-------- DATA ROWS --------

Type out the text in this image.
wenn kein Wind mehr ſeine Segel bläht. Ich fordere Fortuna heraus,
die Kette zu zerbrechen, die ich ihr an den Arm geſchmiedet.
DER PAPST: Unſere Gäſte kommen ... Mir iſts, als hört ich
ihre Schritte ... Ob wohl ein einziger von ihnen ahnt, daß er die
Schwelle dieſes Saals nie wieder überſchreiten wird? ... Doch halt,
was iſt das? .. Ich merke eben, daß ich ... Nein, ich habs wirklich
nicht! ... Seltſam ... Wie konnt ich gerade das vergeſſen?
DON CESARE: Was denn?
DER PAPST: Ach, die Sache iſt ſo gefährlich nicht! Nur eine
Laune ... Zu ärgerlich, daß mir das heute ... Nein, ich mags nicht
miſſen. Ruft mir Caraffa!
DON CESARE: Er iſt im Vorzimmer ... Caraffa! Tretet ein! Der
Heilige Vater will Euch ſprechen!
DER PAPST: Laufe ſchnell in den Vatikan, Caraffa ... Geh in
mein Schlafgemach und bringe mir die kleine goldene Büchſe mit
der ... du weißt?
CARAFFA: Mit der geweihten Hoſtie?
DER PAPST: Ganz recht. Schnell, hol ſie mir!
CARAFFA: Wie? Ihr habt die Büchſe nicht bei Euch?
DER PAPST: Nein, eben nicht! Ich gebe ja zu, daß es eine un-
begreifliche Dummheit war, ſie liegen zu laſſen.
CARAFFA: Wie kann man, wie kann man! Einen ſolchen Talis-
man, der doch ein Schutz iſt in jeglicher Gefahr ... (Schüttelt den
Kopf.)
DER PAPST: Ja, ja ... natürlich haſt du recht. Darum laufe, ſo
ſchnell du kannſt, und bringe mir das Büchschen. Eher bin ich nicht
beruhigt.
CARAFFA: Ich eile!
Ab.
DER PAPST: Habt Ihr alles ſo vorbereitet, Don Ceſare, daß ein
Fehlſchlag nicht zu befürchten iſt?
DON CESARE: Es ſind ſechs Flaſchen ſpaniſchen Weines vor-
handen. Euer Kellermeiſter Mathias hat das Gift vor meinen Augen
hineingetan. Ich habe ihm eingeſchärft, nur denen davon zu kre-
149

--------

- SET TASK
Repeat the material word for word, in full.

- EXPECTED OUTPUT
Type out the text in this image.
wenn kein Wind mehr ſeine Segel bläht. Ich fordere Fortuna heraus,
die Kette zu zerbrechen, die ich ihr an den Arm geſchmiedet.
DER PAPST: Unſere Gäſte kommen ... Mir iſts, als hört ich
ihre Schritte ... Ob wohl ein einziger von ihnen ahnt, daß er die
Schwelle dieſes Saals nie wieder überſchreiten wird? ... Doch halt,
was iſt das? .. Ich merke eben, daß ich ... Nein, ich habs wirklich
nicht! ... Seltſam ... Wie konnt ich gerade das vergeſſen?
DON CESARE: Was denn?
DER PAPST: Ach, die Sache iſt ſo gefährlich nicht! Nur eine
Laune ... Zu ärgerlich, daß mir das heute ... Nein, ich mags nicht
miſſen. Ruft mir Caraffa!
DON CESARE: Er iſt im Vorzimmer ... Caraffa! Tretet ein! Der
Heilige Vater will Euch ſprechen!
DER PAPST: Laufe ſchnell in den Vatikan, Caraffa ... Geh in
mein Schlafgemach und bringe mir die kleine goldene Büchſe mit
der ... du weißt?
CARAFFA: Mit der geweihten Hoſtie?
DER PAPST: Ganz recht. Schnell, hol ſie mir!
CARAFFA: Wie? Ihr habt die Büchſe nicht bei Euch?
DER PAPST: Nein, eben nicht! Ich gebe ja zu, daß es eine un-
begreifliche Dummheit war, ſie liegen zu laſſen.
CARAFFA: Wie kann man, wie kann man! Einen ſolchen Talis-
man, der doch ein Schutz iſt in jeglicher Gefahr ... (Schüttelt den
Kopf.)
DER PAPST: Ja, ja ... natürlich haſt du recht. Darum laufe, ſo
ſchnell du kannſt, und bringe mir das Büchschen. Eher bin ich nicht
beruhigt.
CARAFFA: Ich eile!
Ab.
DER PAPST: Habt Ihr alles ſo vorbereitet, Don Ceſare, daß ein
Fehlſchlag nicht zu befürchten iſt?
DON CESARE: Es ſind ſechs Flaſchen ſpaniſchen Weines vor-
handen. Euer Kellermeiſter Mathias hat das Gift vor meinen Augen
hineingetan. Ich habe ihm eingeſchärft, nur denen davon zu kre-
149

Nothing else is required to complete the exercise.